→ **Record excerpts**
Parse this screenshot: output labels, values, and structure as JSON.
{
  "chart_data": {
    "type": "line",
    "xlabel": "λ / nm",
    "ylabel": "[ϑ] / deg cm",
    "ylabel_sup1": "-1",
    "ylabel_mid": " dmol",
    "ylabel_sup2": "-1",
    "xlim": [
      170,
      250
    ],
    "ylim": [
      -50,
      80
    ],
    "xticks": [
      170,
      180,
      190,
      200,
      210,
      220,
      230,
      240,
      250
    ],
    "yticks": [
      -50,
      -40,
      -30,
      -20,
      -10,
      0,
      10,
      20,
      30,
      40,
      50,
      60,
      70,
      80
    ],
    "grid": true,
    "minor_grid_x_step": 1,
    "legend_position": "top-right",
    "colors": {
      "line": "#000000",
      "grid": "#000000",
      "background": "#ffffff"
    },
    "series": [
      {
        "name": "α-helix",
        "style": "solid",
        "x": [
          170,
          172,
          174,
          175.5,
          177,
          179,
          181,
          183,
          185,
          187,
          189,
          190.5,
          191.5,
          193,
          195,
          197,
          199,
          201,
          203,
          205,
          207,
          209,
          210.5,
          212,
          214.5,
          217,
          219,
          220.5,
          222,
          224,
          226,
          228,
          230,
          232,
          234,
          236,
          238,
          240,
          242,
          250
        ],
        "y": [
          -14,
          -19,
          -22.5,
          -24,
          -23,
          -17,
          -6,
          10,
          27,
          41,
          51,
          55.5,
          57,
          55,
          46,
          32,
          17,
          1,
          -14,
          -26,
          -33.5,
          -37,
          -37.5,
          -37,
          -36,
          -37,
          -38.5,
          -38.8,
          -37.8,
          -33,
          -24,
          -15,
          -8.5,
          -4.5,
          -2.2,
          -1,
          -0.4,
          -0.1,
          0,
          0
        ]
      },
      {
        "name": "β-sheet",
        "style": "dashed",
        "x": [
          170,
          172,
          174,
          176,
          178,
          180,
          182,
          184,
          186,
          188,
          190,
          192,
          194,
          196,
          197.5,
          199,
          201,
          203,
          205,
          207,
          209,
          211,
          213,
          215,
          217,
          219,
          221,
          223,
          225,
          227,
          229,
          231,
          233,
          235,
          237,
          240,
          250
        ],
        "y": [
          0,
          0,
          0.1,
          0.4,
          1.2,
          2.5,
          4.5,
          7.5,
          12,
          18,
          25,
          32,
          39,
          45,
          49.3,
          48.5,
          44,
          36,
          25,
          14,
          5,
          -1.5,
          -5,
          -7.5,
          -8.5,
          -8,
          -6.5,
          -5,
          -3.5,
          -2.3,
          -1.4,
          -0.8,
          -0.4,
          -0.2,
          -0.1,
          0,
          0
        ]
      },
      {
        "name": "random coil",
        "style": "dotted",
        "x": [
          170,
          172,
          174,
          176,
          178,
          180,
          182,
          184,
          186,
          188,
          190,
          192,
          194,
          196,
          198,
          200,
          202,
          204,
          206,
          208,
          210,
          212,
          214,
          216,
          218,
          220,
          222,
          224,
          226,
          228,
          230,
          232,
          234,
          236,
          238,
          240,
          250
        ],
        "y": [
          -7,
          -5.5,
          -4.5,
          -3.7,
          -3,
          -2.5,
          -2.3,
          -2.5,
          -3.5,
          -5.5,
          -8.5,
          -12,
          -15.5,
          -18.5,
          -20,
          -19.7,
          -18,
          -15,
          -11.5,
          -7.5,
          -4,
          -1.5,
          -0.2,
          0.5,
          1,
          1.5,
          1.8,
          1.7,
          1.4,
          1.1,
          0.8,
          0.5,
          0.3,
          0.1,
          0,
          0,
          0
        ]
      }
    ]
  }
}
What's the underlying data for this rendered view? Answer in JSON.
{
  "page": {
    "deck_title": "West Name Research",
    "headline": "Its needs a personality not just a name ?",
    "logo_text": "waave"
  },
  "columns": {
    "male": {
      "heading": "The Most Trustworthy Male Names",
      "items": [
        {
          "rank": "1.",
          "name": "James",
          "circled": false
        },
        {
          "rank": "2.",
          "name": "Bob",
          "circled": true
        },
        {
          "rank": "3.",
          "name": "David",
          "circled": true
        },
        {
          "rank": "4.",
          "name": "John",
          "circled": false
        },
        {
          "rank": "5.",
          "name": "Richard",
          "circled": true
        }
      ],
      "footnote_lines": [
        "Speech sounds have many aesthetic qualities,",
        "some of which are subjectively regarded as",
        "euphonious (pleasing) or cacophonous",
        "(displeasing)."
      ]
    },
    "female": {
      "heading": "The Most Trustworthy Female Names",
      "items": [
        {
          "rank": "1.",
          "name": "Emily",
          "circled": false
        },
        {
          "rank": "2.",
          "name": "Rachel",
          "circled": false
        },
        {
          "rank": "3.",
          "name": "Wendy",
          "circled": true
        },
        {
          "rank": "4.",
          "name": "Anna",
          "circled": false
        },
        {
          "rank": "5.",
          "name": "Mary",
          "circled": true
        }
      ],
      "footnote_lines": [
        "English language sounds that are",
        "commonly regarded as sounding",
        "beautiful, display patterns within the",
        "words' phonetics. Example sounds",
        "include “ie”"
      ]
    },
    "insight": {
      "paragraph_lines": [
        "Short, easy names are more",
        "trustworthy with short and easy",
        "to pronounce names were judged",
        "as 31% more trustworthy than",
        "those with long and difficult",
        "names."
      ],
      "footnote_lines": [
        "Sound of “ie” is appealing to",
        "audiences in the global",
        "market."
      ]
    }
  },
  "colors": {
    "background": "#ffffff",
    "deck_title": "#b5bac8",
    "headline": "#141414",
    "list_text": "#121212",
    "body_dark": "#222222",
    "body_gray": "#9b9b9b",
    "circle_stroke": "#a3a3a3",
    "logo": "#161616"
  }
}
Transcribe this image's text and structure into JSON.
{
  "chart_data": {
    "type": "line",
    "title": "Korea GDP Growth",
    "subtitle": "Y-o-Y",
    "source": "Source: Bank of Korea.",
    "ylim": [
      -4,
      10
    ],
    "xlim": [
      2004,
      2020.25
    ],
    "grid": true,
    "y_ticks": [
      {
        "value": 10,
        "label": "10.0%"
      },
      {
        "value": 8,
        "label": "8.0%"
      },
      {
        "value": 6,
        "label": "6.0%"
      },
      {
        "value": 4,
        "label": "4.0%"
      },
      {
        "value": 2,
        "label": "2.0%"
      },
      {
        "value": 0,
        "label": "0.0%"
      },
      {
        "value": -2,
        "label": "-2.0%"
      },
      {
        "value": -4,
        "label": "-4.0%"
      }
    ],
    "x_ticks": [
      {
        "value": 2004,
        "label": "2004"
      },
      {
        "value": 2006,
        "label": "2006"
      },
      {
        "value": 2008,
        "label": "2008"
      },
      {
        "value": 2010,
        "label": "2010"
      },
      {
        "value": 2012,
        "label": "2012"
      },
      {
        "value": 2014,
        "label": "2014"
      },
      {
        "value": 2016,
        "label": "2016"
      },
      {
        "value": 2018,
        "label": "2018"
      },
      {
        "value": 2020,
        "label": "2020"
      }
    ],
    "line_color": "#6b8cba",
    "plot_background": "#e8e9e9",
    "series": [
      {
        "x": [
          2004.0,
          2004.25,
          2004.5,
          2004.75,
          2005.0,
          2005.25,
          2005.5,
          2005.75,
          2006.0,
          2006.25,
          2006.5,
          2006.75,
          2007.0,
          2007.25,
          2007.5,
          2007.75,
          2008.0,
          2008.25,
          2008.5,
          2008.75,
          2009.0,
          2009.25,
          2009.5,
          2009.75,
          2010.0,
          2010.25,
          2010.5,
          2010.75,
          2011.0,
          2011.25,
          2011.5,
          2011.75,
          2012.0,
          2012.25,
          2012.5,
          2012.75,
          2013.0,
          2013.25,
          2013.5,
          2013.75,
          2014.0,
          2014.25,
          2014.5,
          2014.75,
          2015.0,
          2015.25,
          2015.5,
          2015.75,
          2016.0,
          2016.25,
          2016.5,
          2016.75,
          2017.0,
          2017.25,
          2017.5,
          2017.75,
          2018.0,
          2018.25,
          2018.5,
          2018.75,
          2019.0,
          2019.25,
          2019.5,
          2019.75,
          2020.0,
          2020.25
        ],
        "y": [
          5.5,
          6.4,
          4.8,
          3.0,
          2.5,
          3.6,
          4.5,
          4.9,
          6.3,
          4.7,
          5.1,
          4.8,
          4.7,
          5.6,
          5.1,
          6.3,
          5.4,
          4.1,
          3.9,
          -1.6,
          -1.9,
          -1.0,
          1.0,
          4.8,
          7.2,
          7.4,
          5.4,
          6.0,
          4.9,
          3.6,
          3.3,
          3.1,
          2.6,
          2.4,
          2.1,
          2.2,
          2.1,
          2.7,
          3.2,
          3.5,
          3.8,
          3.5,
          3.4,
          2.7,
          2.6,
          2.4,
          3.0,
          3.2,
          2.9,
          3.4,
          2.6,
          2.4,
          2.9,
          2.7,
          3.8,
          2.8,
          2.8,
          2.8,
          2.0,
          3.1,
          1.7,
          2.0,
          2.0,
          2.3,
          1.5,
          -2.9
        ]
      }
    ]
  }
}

→ **Work required**
Find all lines holding the string "more" and copy them.

→ **Output**
        "Short, easy names are more",
        "as 31% more trustworthy than",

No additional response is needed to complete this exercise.